The Star was an Olympic keelboat class from 1932 through to 2012, the last year keelboats appeared at the Summer Olympics at which Ireland's representatives were Peter O'Leary and David Burrows.

Ireland has performed well in the class internationally thanks to some Olympic campaigns including a bronze medal at the Star World Championships in 2000, won by Mark Mansfield and David O'Brien.

The boat is sloop-rigged, with a mainsail larger in proportional size than any other boat of its length. Unlike most modern racing boats, it does not use a spinnaker when sailing downwind. Instead, when running downwind a whisker pole is used to hold the jib out to windward for correct wind flow.

Early Stars were built from wood, but modern boats are of fibreglass and carbon construction.

The boat must weigh at least 671 kg (1,479 lb) with a maximum total sail area of 26.5 m2 (285 sq ft).

The Star class pioneered an unusual circular boom vang track, which allows the vang to effectively hold the boom down even when the boom is turned far outboard on a downwind run.

* [PROMPT]
Echo the passage on the Star keelboat word for word, starting at "Ireland has performed" and ending at "a downwind run.".

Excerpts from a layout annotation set
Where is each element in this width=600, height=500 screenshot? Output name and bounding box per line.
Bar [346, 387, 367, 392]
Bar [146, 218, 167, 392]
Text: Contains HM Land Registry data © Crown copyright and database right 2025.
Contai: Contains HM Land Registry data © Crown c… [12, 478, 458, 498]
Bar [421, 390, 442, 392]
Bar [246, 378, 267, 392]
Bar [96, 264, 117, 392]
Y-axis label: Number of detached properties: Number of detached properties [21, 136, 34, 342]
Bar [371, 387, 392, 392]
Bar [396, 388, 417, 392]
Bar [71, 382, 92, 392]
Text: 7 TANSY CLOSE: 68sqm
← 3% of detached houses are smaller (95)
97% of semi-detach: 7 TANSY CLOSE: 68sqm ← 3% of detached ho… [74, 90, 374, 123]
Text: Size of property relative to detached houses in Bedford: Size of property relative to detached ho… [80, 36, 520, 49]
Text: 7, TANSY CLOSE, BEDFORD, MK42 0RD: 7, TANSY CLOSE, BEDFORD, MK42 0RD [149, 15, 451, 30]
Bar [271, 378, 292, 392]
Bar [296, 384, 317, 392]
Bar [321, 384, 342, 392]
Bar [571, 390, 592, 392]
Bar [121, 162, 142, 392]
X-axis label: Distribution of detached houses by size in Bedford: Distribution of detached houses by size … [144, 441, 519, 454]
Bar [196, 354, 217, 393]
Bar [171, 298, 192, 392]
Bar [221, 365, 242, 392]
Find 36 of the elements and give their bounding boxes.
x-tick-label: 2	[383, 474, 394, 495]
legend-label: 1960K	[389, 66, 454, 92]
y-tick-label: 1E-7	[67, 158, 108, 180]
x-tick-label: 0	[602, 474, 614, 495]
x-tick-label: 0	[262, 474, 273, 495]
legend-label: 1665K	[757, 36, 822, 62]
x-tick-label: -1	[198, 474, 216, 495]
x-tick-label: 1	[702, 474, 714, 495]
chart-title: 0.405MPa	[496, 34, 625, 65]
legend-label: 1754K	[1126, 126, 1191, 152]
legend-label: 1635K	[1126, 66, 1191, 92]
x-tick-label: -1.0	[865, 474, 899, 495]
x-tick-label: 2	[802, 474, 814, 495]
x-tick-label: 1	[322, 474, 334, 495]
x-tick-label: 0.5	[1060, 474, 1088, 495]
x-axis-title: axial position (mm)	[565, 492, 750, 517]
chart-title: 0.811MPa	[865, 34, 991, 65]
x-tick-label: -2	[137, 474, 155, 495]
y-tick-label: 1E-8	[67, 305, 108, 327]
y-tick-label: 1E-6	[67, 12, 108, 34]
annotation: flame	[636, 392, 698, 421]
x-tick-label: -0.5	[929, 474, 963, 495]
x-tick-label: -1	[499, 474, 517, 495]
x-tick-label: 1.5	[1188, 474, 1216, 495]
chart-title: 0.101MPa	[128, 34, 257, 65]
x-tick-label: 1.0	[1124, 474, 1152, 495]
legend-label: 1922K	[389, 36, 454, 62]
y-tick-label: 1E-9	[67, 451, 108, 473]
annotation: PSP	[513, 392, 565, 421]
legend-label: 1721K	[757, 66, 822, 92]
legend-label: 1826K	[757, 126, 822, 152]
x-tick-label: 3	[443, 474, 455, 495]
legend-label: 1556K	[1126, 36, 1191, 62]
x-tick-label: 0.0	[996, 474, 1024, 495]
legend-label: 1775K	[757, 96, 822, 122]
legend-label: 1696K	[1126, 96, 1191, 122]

* [EXERCISE ANSWER]
Ireland has performed well in the class internationally thanks to some Olympic campaigns including a bronze medal at the Star World Championships in 2000, won by Mark Mansfield and David O'Brien.

The boat is sloop-rigged, with a mainsail larger in proportional size than any other boat of its length. Unlike most modern racing boats, it does not use a spinnaker when sailing downwind. Instead, when running downwind a whisker pole is used to hold the jib out to windward for correct wind flow.

Early Stars were built from wood, but modern boats are of fibreglass and carbon construction.

The boat must weigh at least 671 kg (1,479 lb) with a maximum total sail area of 26.5 m2 (285 sq ft).

The Star class pioneered an unusual circular boom vang track, which allows the vang to effectively hold the boom down even when the boom is turned far outboard on a downwind run.